> Request 1
Output a passage of the post about the nut upgrade word for word. Begin at the words "I checked if" and stop after "100% cpu usage.".

> Text segment

Hi,
I have been running nut successfully for a long time with my Debian 11 server.
I upgraded my server to Debian 12 today, which upgraded nut also from 2.7.4-13
to 2.8.0-7. I noticed that after upgrade there was a upssched process running
and taking 100% cpu time.
I checked if there were any changes to configuration file formats with nut
upgrade and only differences I noticed were a terminology change from
master/slave to primary/secondary in upsd.users and upsmon.conf, and dummy mode
change for the dummy-ups. I didn’t expect these being the culprit, but I made
the changes to my configuration. No change, after five minutes of starting nut,
upssched will be running with 100% cpu usage.
Any ideas what could be causing this? Here is my configuration and in the end
are some log snippets:
---------------------------------------------------
heartbeat.conf
# heartbeat.conf -- 10 minute heartbeat
ups.status: OL
TIMER 300
ups.status: OB
TIMER 300
---------------------------------------------------
hosts.conf
MONITOR eaton5s@localhost "Eaton 5S 700"
---------------------------------------------------
nut.conf
MODE=netserver
---------------------------------------------------
ups.conf
maxretry = 3
[eaton5s]
driver = usbhid-ups
port = auto
desc = "Eaton 5S 700i UPS"

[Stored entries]
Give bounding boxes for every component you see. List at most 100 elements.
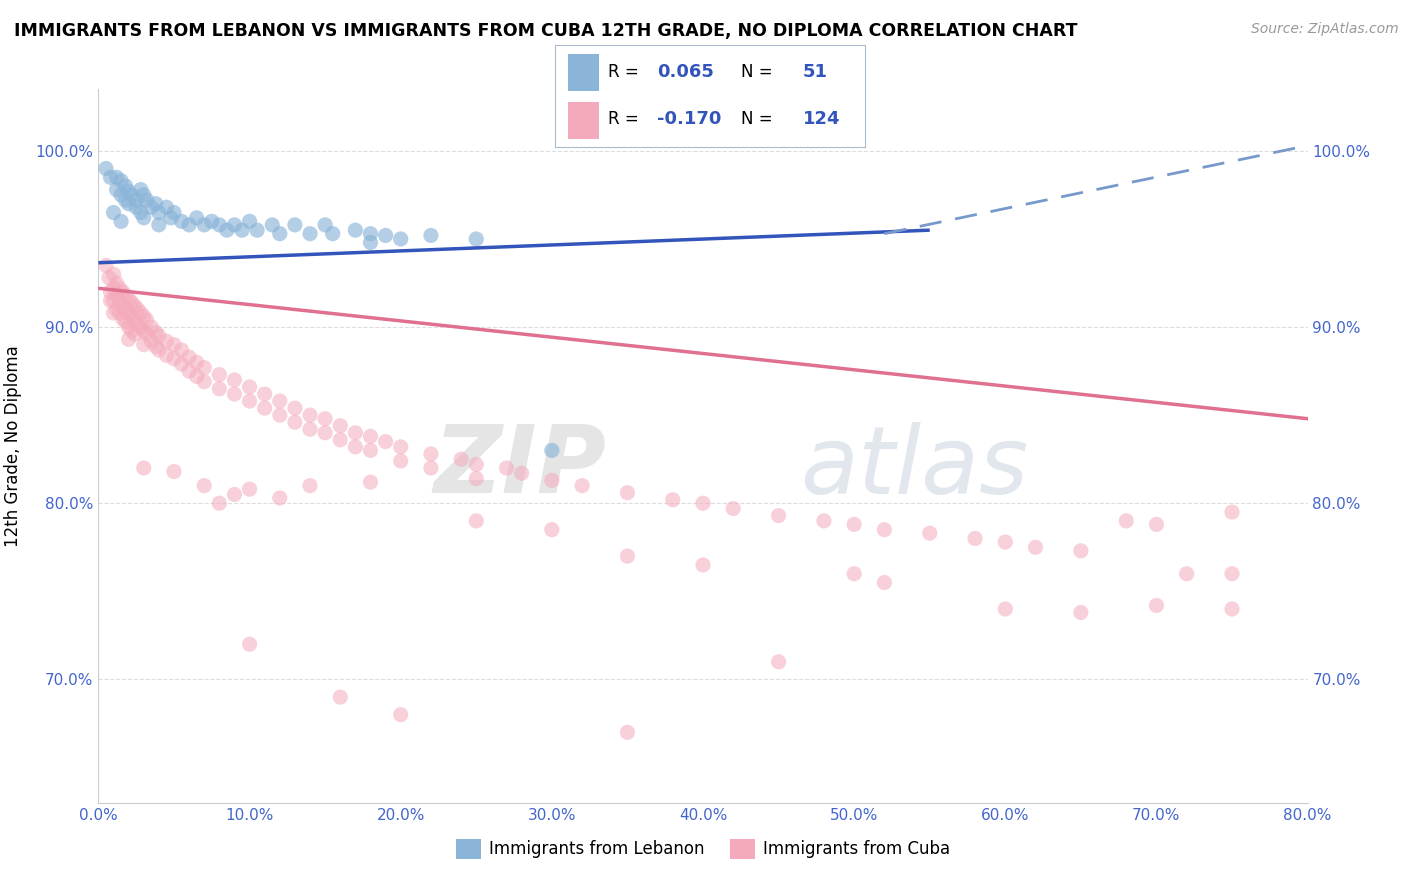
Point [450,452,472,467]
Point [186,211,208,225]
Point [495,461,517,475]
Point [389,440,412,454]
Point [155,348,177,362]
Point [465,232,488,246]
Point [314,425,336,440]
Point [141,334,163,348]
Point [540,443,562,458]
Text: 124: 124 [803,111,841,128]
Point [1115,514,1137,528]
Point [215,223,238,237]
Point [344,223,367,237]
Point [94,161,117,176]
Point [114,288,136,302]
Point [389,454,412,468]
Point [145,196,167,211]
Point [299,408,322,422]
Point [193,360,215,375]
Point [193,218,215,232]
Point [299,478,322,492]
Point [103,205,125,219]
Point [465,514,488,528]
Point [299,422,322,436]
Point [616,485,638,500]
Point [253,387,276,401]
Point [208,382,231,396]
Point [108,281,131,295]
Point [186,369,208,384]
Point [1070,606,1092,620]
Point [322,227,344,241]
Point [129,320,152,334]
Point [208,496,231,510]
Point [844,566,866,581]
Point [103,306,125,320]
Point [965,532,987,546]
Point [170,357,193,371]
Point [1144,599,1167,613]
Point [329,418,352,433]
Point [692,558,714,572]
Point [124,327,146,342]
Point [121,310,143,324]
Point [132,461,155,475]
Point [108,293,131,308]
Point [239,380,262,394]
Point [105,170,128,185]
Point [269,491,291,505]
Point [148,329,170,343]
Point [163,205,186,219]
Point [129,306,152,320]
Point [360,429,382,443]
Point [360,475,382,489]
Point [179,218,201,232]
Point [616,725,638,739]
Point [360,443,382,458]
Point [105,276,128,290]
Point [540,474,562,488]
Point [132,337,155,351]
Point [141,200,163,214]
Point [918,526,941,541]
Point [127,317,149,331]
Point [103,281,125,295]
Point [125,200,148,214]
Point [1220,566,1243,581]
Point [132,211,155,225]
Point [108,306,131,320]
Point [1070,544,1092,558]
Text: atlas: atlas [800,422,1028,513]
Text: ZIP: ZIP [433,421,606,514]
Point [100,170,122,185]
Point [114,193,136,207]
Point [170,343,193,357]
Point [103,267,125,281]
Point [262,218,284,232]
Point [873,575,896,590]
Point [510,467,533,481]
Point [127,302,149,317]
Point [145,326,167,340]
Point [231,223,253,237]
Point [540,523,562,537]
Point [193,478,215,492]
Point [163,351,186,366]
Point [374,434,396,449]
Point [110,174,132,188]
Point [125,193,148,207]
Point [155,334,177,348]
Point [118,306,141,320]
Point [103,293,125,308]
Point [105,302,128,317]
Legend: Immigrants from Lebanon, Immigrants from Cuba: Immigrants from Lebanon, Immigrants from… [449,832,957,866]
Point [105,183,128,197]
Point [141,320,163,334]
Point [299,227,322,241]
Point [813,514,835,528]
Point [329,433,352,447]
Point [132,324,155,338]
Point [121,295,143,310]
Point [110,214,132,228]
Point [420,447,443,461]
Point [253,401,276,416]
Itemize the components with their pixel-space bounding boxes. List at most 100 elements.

> Request 2
Rewrite the stored entries from the line that has "Point [450,452,472,467]" through the line that has "Point [100,170,122,185]", substituting "Marker" for "Point" and keeping everything else the same.

> Written reply 1
I checked if there were any changes to configuration file formats with nut
upgrade and only differences I noticed were a terminology change from
master/slave to primary/secondary in upsd.users and upsmon.conf, and dummy mode
change for the dummy-ups. I didn’t expect these being the culprit, but I made
the changes to my configuration. No change, after five minutes of starting nut,
upssched will be running with 100% cpu usage.

> Written reply 2
Marker [450,452,472,467]
Marker [186,211,208,225]
Marker [495,461,517,475]
Marker [389,440,412,454]
Marker [155,348,177,362]
Marker [465,232,488,246]
Marker [314,425,336,440]
Marker [141,334,163,348]
Marker [540,443,562,458]
Text: 124: 124 [803,111,841,128]
Marker [1115,514,1137,528]
Marker [215,223,238,237]
Marker [344,223,367,237]
Marker [94,161,117,176]
Marker [114,288,136,302]
Marker [389,454,412,468]
Marker [145,196,167,211]
Marker [299,408,322,422]
Marker [193,360,215,375]
Marker [193,218,215,232]
Marker [299,478,322,492]
Marker [103,205,125,219]
Marker [465,514,488,528]
Marker [299,422,322,436]
Marker [616,485,638,500]
Marker [253,387,276,401]
Marker [208,382,231,396]
Marker [108,281,131,295]
Marker [186,369,208,384]
Marker [1070,606,1092,620]
Marker [322,227,344,241]
Marker [129,320,152,334]
Marker [208,496,231,510]
Marker [844,566,866,581]
Marker [103,306,125,320]
Marker [965,532,987,546]
Marker [170,357,193,371]
Marker [1144,599,1167,613]
Marker [329,418,352,433]
Marker [692,558,714,572]
Marker [124,327,146,342]
Marker [121,310,143,324]
Marker [132,461,155,475]
Marker [108,293,131,308]
Marker [239,380,262,394]
Marker [105,170,128,185]
Marker [269,491,291,505]
Marker [148,329,170,343]
Marker [163,205,186,219]
Marker [129,306,152,320]
Marker [360,429,382,443]
Marker [360,475,382,489]
Marker [179,218,201,232]
Marker [616,725,638,739]
Marker [360,443,382,458]
Marker [105,276,128,290]
Marker [540,474,562,488]
Marker [132,337,155,351]
Marker [141,200,163,214]
Marker [918,526,941,541]
Marker [127,317,149,331]
Marker [103,281,125,295]
Marker [125,200,148,214]
Marker [1220,566,1243,581]
Marker [132,211,155,225]
Marker [108,306,131,320]
Marker [1070,544,1092,558]
Text: atlas: atlas [800,422,1028,513]
Text: ZIP: ZIP [433,421,606,514]
Marker [100,170,122,185]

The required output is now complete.